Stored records
================
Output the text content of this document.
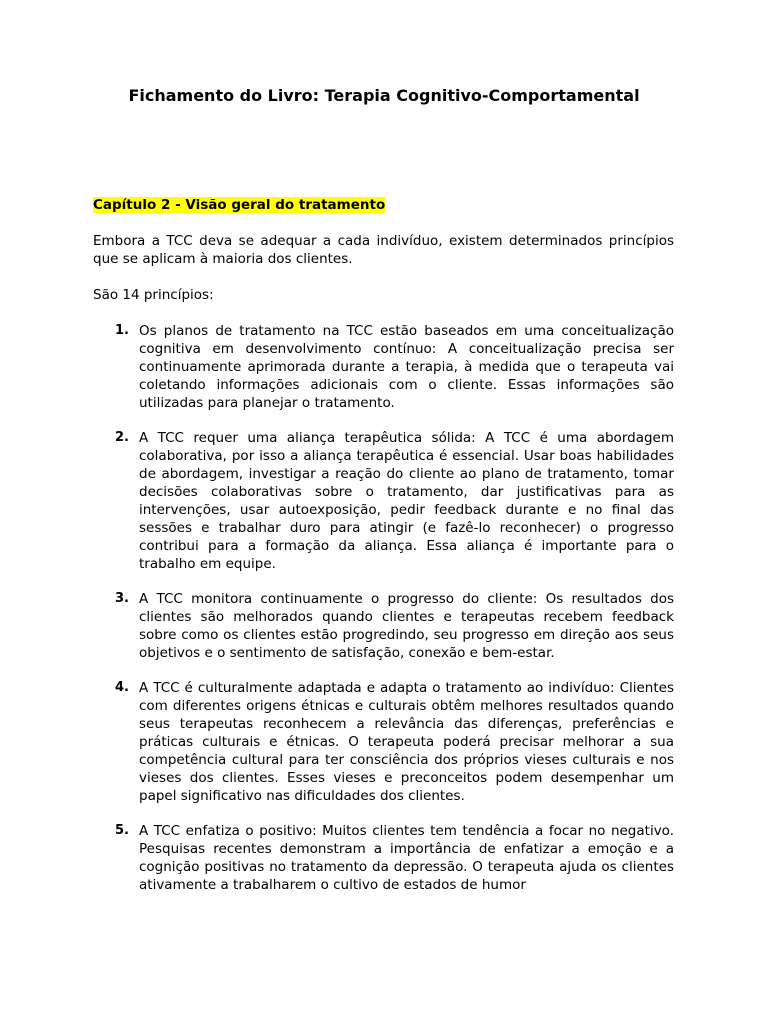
Fichamento do Livro: Terapia Cognitivo-Comportamental
Capítulo 2 - Visão geral do tratamento

Embora a TCC deva se adequar a cada indivíduo, existem determinados princípios que se aplicam à maioria dos clientes.

São 14 princípios:

1. Os planos de tratamento na TCC estão baseados em uma conceitualização cognitiva em desenvolvimento contínuo: A conceitualização precisa ser continuamente aprimorada durante a terapia, à medida que o terapeuta vai coletando informações adicionais com o cliente. Essas informações são utilizadas para planejar o tratamento.

2. A TCC requer uma aliança terapêutica sólida: A TCC é uma abordagem colaborativa, por isso a aliança terapêutica é essencial. Usar boas habilidades de abordagem, investigar a reação do cliente ao plano de tratamento, tomar decisões colaborativas sobre o tratamento, dar justificativas para as intervenções, usar autoexposição, pedir feedback durante e no final das sessões e trabalhar duro para atingir (e fazê-lo reconhecer) o progresso contribui para a formação da aliança. Essa aliança é importante para o trabalho em equipe.

3. A TCC monitora continuamente o progresso do cliente: Os resultados dos clientes são melhorados quando clientes e terapeutas recebem feedback sobre como os clientes estão progredindo, seu progresso em direção aos seus objetivos e o sentimento de satisfação, conexão e bem-estar.

4. A TCC é culturalmente adaptada e adapta o tratamento ao indivíduo: Clientes com diferentes origens étnicas e culturais obtêm melhores resultados quando seus terapeutas reconhecem a relevância das diferenças, preferências e práticas culturais e étnicas. O terapeuta poderá precisar melhorar a sua competência cultural para ter consciência dos próprios vieses culturais e nos vieses dos clientes. Esses vieses e preconceitos podem desempenhar um papel significativo nas dificuldades dos clientes.

5. A TCC enfatiza o positivo: Muitos clientes tem tendência a focar no negativo. Pesquisas recentes demonstram a importância de enfatizar a emoção e a cognição positivas no tratamento da depressão. O terapeuta ajuda os clientes ativamente a trabalharem o cultivo de estados de humor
================
_Given task_
Could you reproduce every record above exactly, leaving out the pictures?

_Correct answer_
Output the text content of this document.
Fichamento do Livro: Terapia Cognitivo-Comportamental
Capítulo 2 - Visão geral do tratamento

Embora a TCC deva se adequar a cada indivíduo, existem determinados princípios que se aplicam à maioria dos clientes.

São 14 princípios:

1. Os planos de tratamento na TCC estão baseados em uma conceitualização cognitiva em desenvolvimento contínuo: A conceitualização precisa ser continuamente aprimorada durante a terapia, à medida que o terapeuta vai coletando informações adicionais com o cliente. Essas informações são utilizadas para planejar o tratamento.

2. A TCC requer uma aliança terapêutica sólida: A TCC é uma abordagem colaborativa, por isso a aliança terapêutica é essencial. Usar boas habilidades de abordagem, investigar a reação do cliente ao plano de tratamento, tomar decisões colaborativas sobre o tratamento, dar justificativas para as intervenções, usar autoexposição, pedir feedback durante e no final das sessões e trabalhar duro para atingir (e fazê-lo reconhecer) o progresso contribui para a formação da aliança. Essa aliança é importante para o trabalho em equipe.

3. A TCC monitora continuamente o progresso do cliente: Os resultados dos clientes são melhorados quando clientes e terapeutas recebem feedback sobre como os clientes estão progredindo, seu progresso em direção aos seus objetivos e o sentimento de satisfação, conexão e bem-estar.

4. A TCC é culturalmente adaptada e adapta o tratamento ao indivíduo: Clientes com diferentes origens étnicas e culturais obtêm melhores resultados quando seus terapeutas reconhecem a relevância das diferenças, preferências e práticas culturais e étnicas. O terapeuta poderá precisar melhorar a sua competência cultural para ter consciência dos próprios vieses culturais e nos vieses dos clientes. Esses vieses e preconceitos podem desempenhar um papel significativo nas dificuldades dos clientes.

5. A TCC enfatiza o positivo: Muitos clientes tem tendência a focar no negativo. Pesquisas recentes demonstram a importância de enfatizar a emoção e a cognição positivas no tratamento da depressão. O terapeuta ajuda os clientes ativamente a trabalharem o cultivo de estados de humor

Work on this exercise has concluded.